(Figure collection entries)
start

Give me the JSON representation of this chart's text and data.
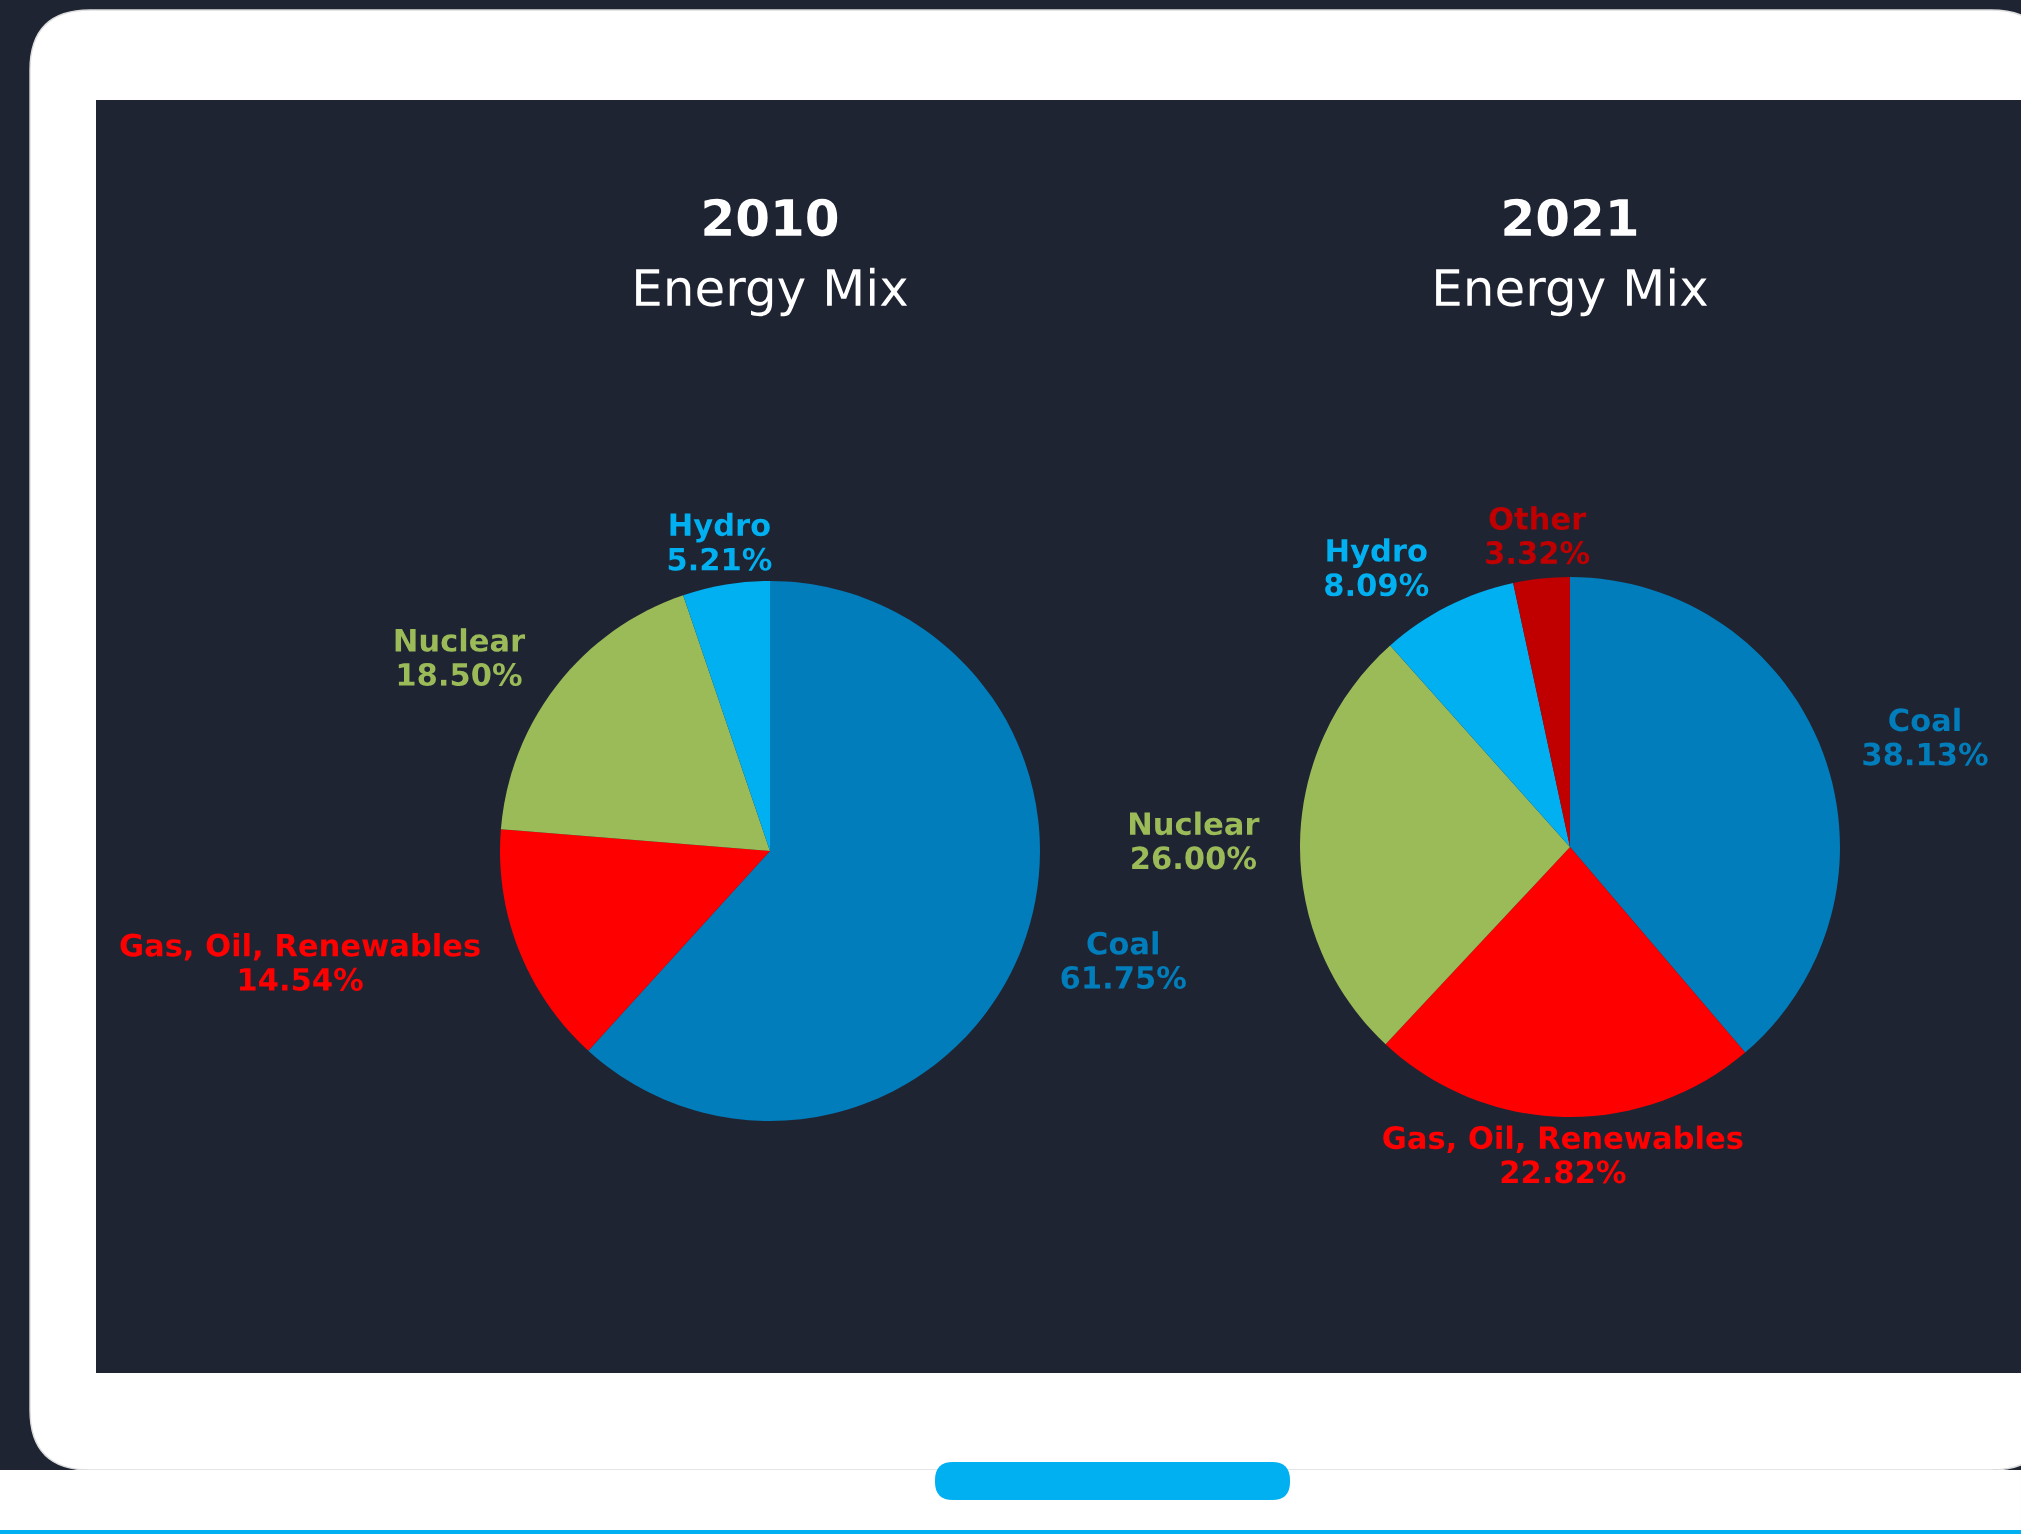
{
  "chart_data": [
    {
      "type": "pie",
      "title": "2010",
      "subtitle": "Energy Mix",
      "categories": [
        "Coal",
        "Gas, Oil, Renewables",
        "Nuclear",
        "Hydro"
      ],
      "values": [
        61.75,
        14.54,
        18.5,
        5.21
      ],
      "value_labels": [
        "61.75%",
        "14.54%",
        "18.50%",
        "5.21%"
      ],
      "colors": [
        "#007dba",
        "#ff0000",
        "#9bbb59",
        "#00b0f0"
      ]
    },
    {
      "type": "pie",
      "title": "2021",
      "subtitle": "Energy Mix",
      "categories": [
        "Coal",
        "Gas, Oil, Renewables",
        "Nuclear",
        "Hydro",
        "Other"
      ],
      "values": [
        38.13,
        22.82,
        26.0,
        8.09,
        3.32
      ],
      "value_labels": [
        "38.13%",
        "22.82%",
        "26.00%",
        "8.09%",
        "3.32%"
      ],
      "colors": [
        "#007dba",
        "#ff0000",
        "#9bbb59",
        "#00b0f0",
        "#c00000"
      ]
    }
  ]
}
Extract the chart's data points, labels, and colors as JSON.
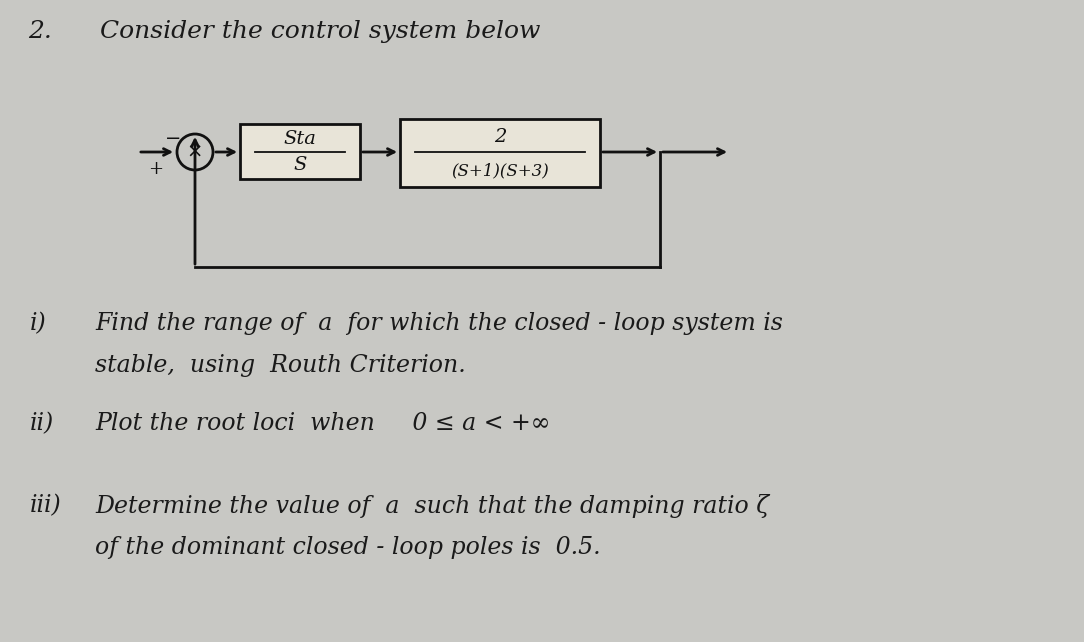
{
  "background_color": "#c8c8c4",
  "title_number": "2.",
  "title_text": "Consider the control system below",
  "block1_top": "Sta",
  "block1_bot": "S",
  "block2_top": "2",
  "block2_bot": "(S+1)(S+3)",
  "q1_marker": "i)",
  "q1_line1": "Find the range of  a  for which the closed - loop system is",
  "q1_line2": "stable,  using  Routh Criterion.",
  "q2_marker": "ii)",
  "q2_line": "Plot the root loci  when     0 ≤ a < +∞",
  "q3_marker": "iii)",
  "q3_line1": "Determine the value of  a  such that the damping ratio ζ",
  "q3_line2": "of the dominant closed - loop poles is  0.5.",
  "text_color": "#1a1a1a",
  "diagram_color": "#111111",
  "font_size_title": 18,
  "font_size_body": 17
}
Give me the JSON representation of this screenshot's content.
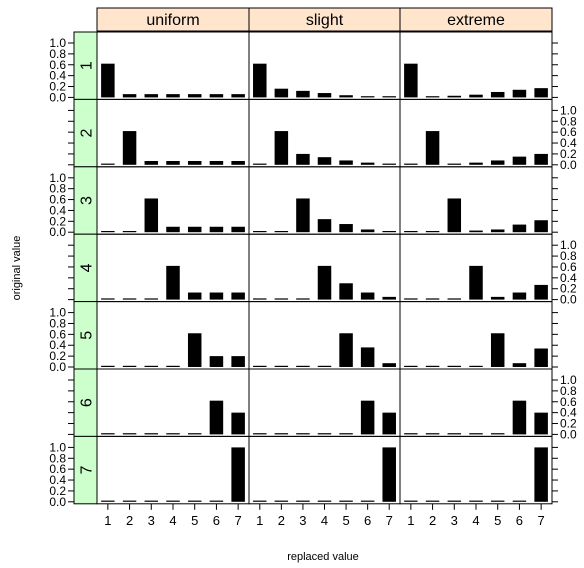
{
  "colors": {
    "strip_top": "#ffe5cc",
    "strip_left": "#ccffcc",
    "bar": "#000000",
    "panel_border": "#000000"
  },
  "chart_data": {
    "type": "bar",
    "layout": "trellis",
    "title": "",
    "xlabel": "replaced value",
    "ylabel": "original value",
    "columns": [
      "uniform",
      "slight",
      "extreme"
    ],
    "rows": [
      "1",
      "2",
      "3",
      "4",
      "5",
      "6",
      "7"
    ],
    "categories": [
      "1",
      "2",
      "3",
      "4",
      "5",
      "6",
      "7"
    ],
    "ylim": [
      0,
      1.0
    ],
    "yticks": [
      "0.0",
      "0.2",
      "0.4",
      "0.6",
      "0.8",
      "1.0"
    ],
    "ytick_values": [
      0,
      0.2,
      0.4,
      0.6,
      0.8,
      1.0
    ],
    "grid": false,
    "panels": {
      "uniform": [
        [
          0.62,
          0.06,
          0.06,
          0.06,
          0.06,
          0.06,
          0.06
        ],
        [
          0.01,
          0.62,
          0.07,
          0.07,
          0.07,
          0.07,
          0.07
        ],
        [
          0.01,
          0.01,
          0.62,
          0.1,
          0.1,
          0.1,
          0.1
        ],
        [
          0.01,
          0.01,
          0.01,
          0.62,
          0.13,
          0.13,
          0.13
        ],
        [
          0.01,
          0.01,
          0.01,
          0.01,
          0.62,
          0.2,
          0.2
        ],
        [
          0.01,
          0.01,
          0.01,
          0.01,
          0.01,
          0.62,
          0.4
        ],
        [
          0.01,
          0.01,
          0.01,
          0.01,
          0.01,
          0.01,
          1.0
        ]
      ],
      "slight": [
        [
          0.62,
          0.16,
          0.12,
          0.08,
          0.04,
          0.02,
          0.01
        ],
        [
          0.01,
          0.62,
          0.2,
          0.14,
          0.08,
          0.04,
          0.02
        ],
        [
          0.01,
          0.01,
          0.62,
          0.24,
          0.15,
          0.05,
          0.02
        ],
        [
          0.01,
          0.01,
          0.01,
          0.62,
          0.3,
          0.13,
          0.05
        ],
        [
          0.01,
          0.01,
          0.01,
          0.01,
          0.62,
          0.36,
          0.07
        ],
        [
          0.01,
          0.01,
          0.01,
          0.01,
          0.01,
          0.62,
          0.4
        ],
        [
          0.01,
          0.01,
          0.01,
          0.01,
          0.01,
          0.01,
          1.0
        ]
      ],
      "extreme": [
        [
          0.62,
          0.01,
          0.03,
          0.05,
          0.1,
          0.14,
          0.17
        ],
        [
          0.01,
          0.62,
          0.01,
          0.04,
          0.08,
          0.15,
          0.2
        ],
        [
          0.01,
          0.01,
          0.62,
          0.03,
          0.05,
          0.14,
          0.22
        ],
        [
          0.01,
          0.01,
          0.01,
          0.62,
          0.05,
          0.13,
          0.27
        ],
        [
          0.01,
          0.01,
          0.01,
          0.01,
          0.62,
          0.07,
          0.34
        ],
        [
          0.01,
          0.01,
          0.01,
          0.01,
          0.01,
          0.62,
          0.4
        ],
        [
          0.01,
          0.01,
          0.01,
          0.01,
          0.01,
          0.01,
          1.0
        ]
      ]
    }
  }
}
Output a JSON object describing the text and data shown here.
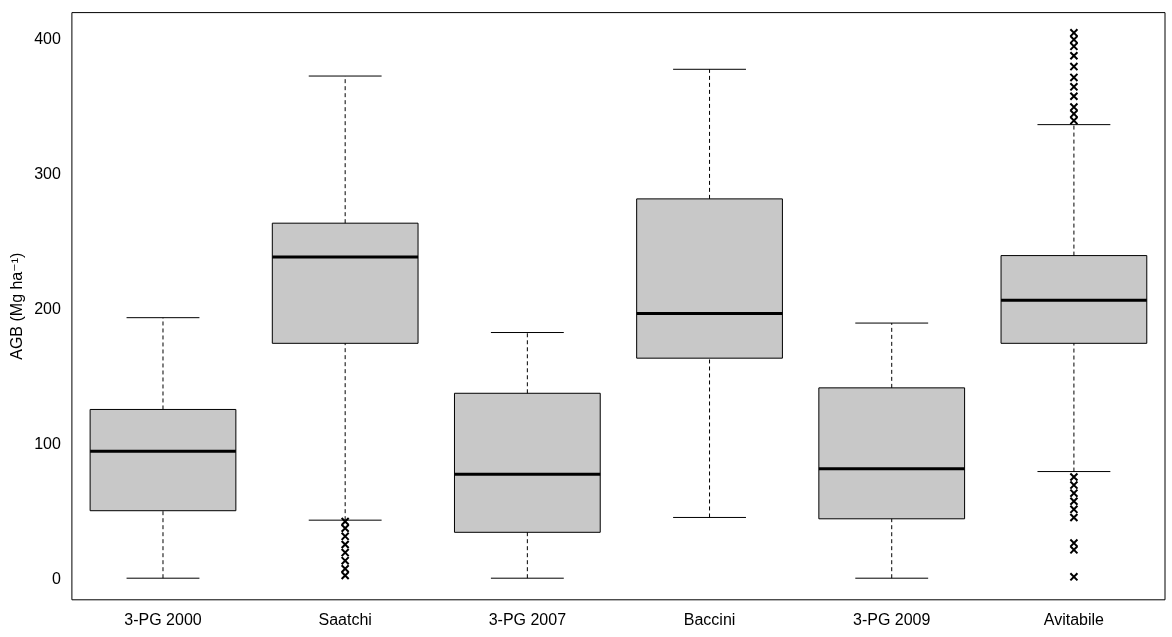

end

For each line in the data above that contains the string "colors", extract the line.

      "colors": [
      "colors": [
Extract the chart's data points, labels, and colors as JSON.
  "colors": {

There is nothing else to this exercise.